Task brief:
The exercise asks you to copy every line below in which "Extract" appears.

Stored data:
►

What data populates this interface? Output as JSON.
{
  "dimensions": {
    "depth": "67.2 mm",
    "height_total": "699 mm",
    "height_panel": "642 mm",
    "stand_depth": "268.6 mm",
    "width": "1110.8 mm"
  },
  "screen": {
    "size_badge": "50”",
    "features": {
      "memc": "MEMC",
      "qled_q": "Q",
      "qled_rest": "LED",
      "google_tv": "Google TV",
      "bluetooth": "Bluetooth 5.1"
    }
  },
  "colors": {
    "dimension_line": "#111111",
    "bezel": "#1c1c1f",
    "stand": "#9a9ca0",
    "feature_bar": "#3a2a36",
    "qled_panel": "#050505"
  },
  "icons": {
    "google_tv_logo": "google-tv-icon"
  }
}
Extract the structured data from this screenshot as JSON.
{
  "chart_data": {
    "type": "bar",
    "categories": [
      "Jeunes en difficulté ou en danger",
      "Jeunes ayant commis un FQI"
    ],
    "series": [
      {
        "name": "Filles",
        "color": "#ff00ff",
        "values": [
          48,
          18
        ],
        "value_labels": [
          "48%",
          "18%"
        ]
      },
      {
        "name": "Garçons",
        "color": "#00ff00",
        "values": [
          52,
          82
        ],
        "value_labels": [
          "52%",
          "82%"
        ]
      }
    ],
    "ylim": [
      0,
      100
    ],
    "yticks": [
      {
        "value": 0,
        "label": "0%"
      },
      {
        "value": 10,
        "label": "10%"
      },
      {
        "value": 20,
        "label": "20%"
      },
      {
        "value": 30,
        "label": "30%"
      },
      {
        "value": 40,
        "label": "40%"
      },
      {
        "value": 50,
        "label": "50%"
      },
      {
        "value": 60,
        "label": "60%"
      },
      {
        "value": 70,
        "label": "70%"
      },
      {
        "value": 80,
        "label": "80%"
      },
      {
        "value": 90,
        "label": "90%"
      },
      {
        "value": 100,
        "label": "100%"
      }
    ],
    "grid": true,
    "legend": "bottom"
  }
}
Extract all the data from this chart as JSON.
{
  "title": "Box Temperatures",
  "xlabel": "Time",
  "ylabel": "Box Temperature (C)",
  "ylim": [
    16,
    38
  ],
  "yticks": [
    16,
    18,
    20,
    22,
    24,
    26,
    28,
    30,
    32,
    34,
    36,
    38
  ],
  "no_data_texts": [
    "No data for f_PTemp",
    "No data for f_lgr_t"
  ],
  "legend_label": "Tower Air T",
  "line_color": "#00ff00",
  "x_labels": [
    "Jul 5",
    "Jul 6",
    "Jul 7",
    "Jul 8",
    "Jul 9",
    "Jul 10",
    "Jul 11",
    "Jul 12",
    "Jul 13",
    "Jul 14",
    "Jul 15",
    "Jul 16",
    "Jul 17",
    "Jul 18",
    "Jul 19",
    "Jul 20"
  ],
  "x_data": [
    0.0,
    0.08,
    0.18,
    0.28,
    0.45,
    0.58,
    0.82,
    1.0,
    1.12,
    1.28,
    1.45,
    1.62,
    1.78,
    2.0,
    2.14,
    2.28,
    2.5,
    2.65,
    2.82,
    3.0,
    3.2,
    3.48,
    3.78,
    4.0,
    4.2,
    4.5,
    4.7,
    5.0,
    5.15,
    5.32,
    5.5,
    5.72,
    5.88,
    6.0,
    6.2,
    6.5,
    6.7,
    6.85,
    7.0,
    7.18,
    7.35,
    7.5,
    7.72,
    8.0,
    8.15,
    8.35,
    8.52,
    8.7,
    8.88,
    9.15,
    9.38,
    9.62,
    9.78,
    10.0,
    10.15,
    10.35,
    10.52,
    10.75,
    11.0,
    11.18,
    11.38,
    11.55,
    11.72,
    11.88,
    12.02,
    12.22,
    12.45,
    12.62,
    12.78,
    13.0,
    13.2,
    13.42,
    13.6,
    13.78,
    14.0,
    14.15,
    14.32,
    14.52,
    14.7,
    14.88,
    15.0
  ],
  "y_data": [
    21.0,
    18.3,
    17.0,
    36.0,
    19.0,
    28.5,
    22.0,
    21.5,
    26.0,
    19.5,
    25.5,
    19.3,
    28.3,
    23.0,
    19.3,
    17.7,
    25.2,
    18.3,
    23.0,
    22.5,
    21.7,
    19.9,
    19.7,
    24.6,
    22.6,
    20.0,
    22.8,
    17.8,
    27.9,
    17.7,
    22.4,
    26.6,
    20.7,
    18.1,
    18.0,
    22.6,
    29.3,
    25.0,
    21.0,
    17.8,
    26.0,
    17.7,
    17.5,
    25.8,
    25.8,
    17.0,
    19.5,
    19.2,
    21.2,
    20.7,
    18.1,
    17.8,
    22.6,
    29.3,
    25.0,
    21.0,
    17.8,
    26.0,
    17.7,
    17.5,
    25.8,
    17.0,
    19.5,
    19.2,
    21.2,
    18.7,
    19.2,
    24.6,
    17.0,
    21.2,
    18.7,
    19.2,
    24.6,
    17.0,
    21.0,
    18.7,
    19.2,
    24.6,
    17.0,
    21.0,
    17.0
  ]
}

◄

Result of the exercise:
Extract the structured data from this screenshot as JSON.
Extract all the data from this chart as JSON.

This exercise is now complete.